> _SHORT EXERCISE_: Return every line below as is, leaving out the pictures.

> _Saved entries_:
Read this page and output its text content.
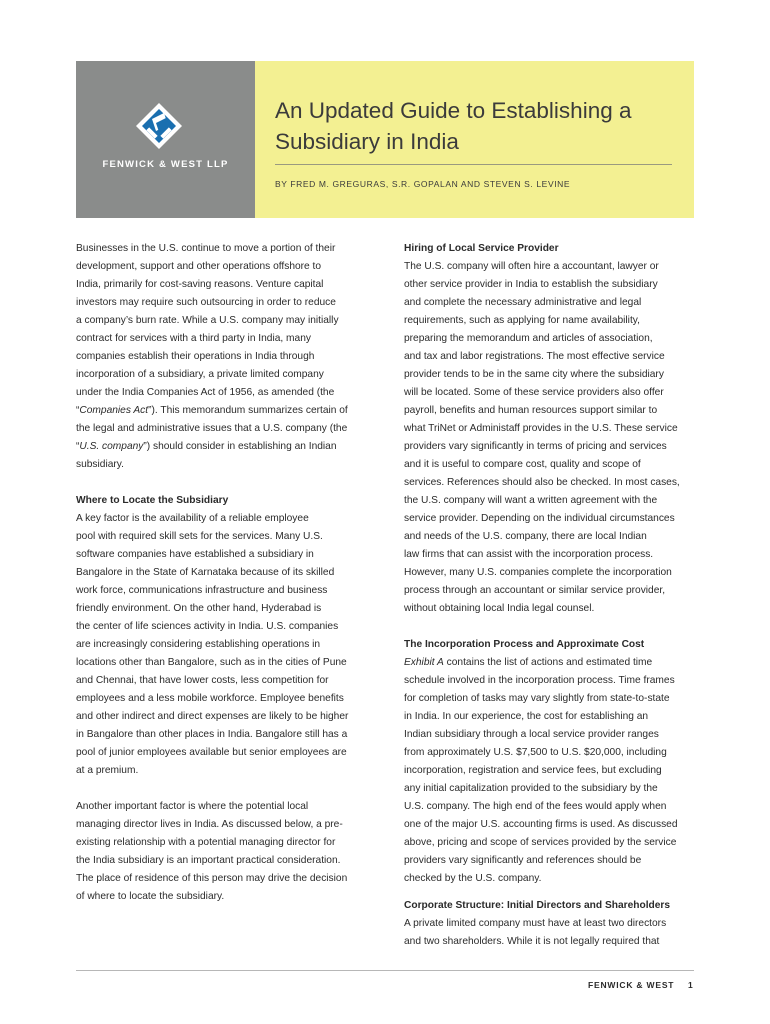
FENWICK & WEST LLP
An Updated Guide to Establishing a Subsidiary in India
BY FRED M. GREGURAS, S.R. GOPALAN AND STEVEN S. LEVINE

Businesses in the U.S. continue to move a portion of their
development, support and other operations offshore to
India, primarily for cost-saving reasons. Venture capital
investors may require such outsourcing in order to reduce
a company’s burn rate. While a U.S. company may initially
contract for services with a third party in India, many
companies establish their operations in India through
incorporation of a subsidiary, a private limited company
under the India Companies Act of 1956, as amended (the
“Companies Act”). This memorandum summarizes certain of
the legal and administrative issues that a U.S. company (the
“U.S. company”) should consider in establishing an Indian
subsidiary.

Where to Locate the Subsidiary

A key factor is the availability of a reliable employee
pool with required skill sets for the services. Many U.S.
software companies have established a subsidiary in
Bangalore in the State of Karnataka because of its skilled
work force, communications infrastructure and business
friendly environment. On the other hand, Hyderabad is
the center of life sciences activity in India. U.S. companies
are increasingly considering establishing operations in
locations other than Bangalore, such as in the cities of Pune
and Chennai, that have lower costs, less competition for
employees and a less mobile workforce. Employee benefits
and other indirect and direct expenses are likely to be higher
in Bangalore than other places in India. Bangalore still has a
pool of junior employees available but senior employees are
at a premium.

Another important factor is where the potential local
managing director lives in India. As discussed below, a pre-
existing relationship with a potential managing director for
the India subsidiary is an important practical consideration.
The place of residence of this person may drive the decision
of where to locate the subsidiary.

Hiring of Local Service Provider

The U.S. company will often hire a accountant, lawyer or
other service provider in India to establish the subsidiary
and complete the necessary administrative and legal
requirements, such as applying for name availability,
preparing the memorandum and articles of association,
and tax and labor registrations. The most effective service
provider tends to be in the same city where the subsidiary
will be located. Some of these service providers also offer
payroll, benefits and human resources support similar to
what TriNet or Administaff provides in the U.S. These service
providers vary significantly in terms of pricing and services
and it is useful to compare cost, quality and scope of
services. References should also be checked. In most cases,
the U.S. company will want a written agreement with the
service provider. Depending on the individual circumstances
and needs of the U.S. company, there are local Indian
law firms that can assist with the incorporation process.
However, many U.S. companies complete the incorporation
process through an accountant or similar service provider,
without obtaining local India legal counsel.

The Incorporation Process and Approximate Cost

Exhibit A contains the list of actions and estimated time
schedule involved in the incorporation process. Time frames
for completion of tasks may vary slightly from state-to-state
in India. In our experience, the cost for establishing an
Indian subsidiary through a local service provider ranges
from approximately U.S. $7,500 to U.S. $20,000, including
incorporation, registration and service fees, but excluding
any initial capitalization provided to the subsidiary by the
U.S. company. The high end of the fees would apply when
one of the major U.S. accounting firms is used. As discussed
above, pricing and scope of services provided by the service
providers vary significantly and references should be
checked by the U.S. company.

Corporate Structure: Initial Directors and Shareholders

A private limited company must have at least two directors
and two shareholders. While it is not legally required that

FENWICK & WEST 1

> _WRITTEN RESPONSE_:
Read this page and output its text content.
FENWICK & WEST LLP
An Updated Guide to Establishing a Subsidiary in India
BY FRED M. GREGURAS, S.R. GOPALAN AND STEVEN S. LEVINE

Businesses in the U.S. continue to move a portion of their
development, support and other operations offshore to
India, primarily for cost-saving reasons. Venture capital
investors may require such outsourcing in order to reduce
a company’s burn rate. While a U.S. company may initially
contract for services with a third party in India, many
companies establish their operations in India through
incorporation of a subsidiary, a private limited company
under the India Companies Act of 1956, as amended (the
“Companies Act”). This memorandum summarizes certain of
the legal and administrative issues that a U.S. company (the
“U.S. company”) should consider in establishing an Indian
subsidiary.

Where to Locate the Subsidiary

A key factor is the availability of a reliable employee
pool with required skill sets for the services. Many U.S.
software companies have established a subsidiary in
Bangalore in the State of Karnataka because of its skilled
work force, communications infrastructure and business
friendly environment. On the other hand, Hyderabad is
the center of life sciences activity in India. U.S. companies
are increasingly considering establishing operations in
locations other than Bangalore, such as in the cities of Pune
and Chennai, that have lower costs, less competition for
employees and a less mobile workforce. Employee benefits
and other indirect and direct expenses are likely to be higher
in Bangalore than other places in India. Bangalore still has a
pool of junior employees available but senior employees are
at a premium.

Another important factor is where the potential local
managing director lives in India. As discussed below, a pre-
existing relationship with a potential managing director for
the India subsidiary is an important practical consideration.
The place of residence of this person may drive the decision
of where to locate the subsidiary.

Hiring of Local Service Provider

The U.S. company will often hire a accountant, lawyer or
other service provider in India to establish the subsidiary
and complete the necessary administrative and legal
requirements, such as applying for name availability,
preparing the memorandum and articles of association,
and tax and labor registrations. The most effective service
provider tends to be in the same city where the subsidiary
will be located. Some of these service providers also offer
payroll, benefits and human resources support similar to
what TriNet or Administaff provides in the U.S. These service
providers vary significantly in terms of pricing and services
and it is useful to compare cost, quality and scope of
services. References should also be checked. In most cases,
the U.S. company will want a written agreement with the
service provider. Depending on the individual circumstances
and needs of the U.S. company, there are local Indian
law firms that can assist with the incorporation process.
However, many U.S. companies complete the incorporation
process through an accountant or similar service provider,
without obtaining local India legal counsel.

The Incorporation Process and Approximate Cost

Exhibit A contains the list of actions and estimated time
schedule involved in the incorporation process. Time frames
for completion of tasks may vary slightly from state-to-state
in India. In our experience, the cost for establishing an
Indian subsidiary through a local service provider ranges
from approximately U.S. $7,500 to U.S. $20,000, including
incorporation, registration and service fees, but excluding
any initial capitalization provided to the subsidiary by the
U.S. company. The high end of the fees would apply when
one of the major U.S. accounting firms is used. As discussed
above, pricing and scope of services provided by the service
providers vary significantly and references should be
checked by the U.S. company.

Corporate Structure: Initial Directors and Shareholders

A private limited company must have at least two directors
and two shareholders. While it is not legally required that

FENWICK & WEST 1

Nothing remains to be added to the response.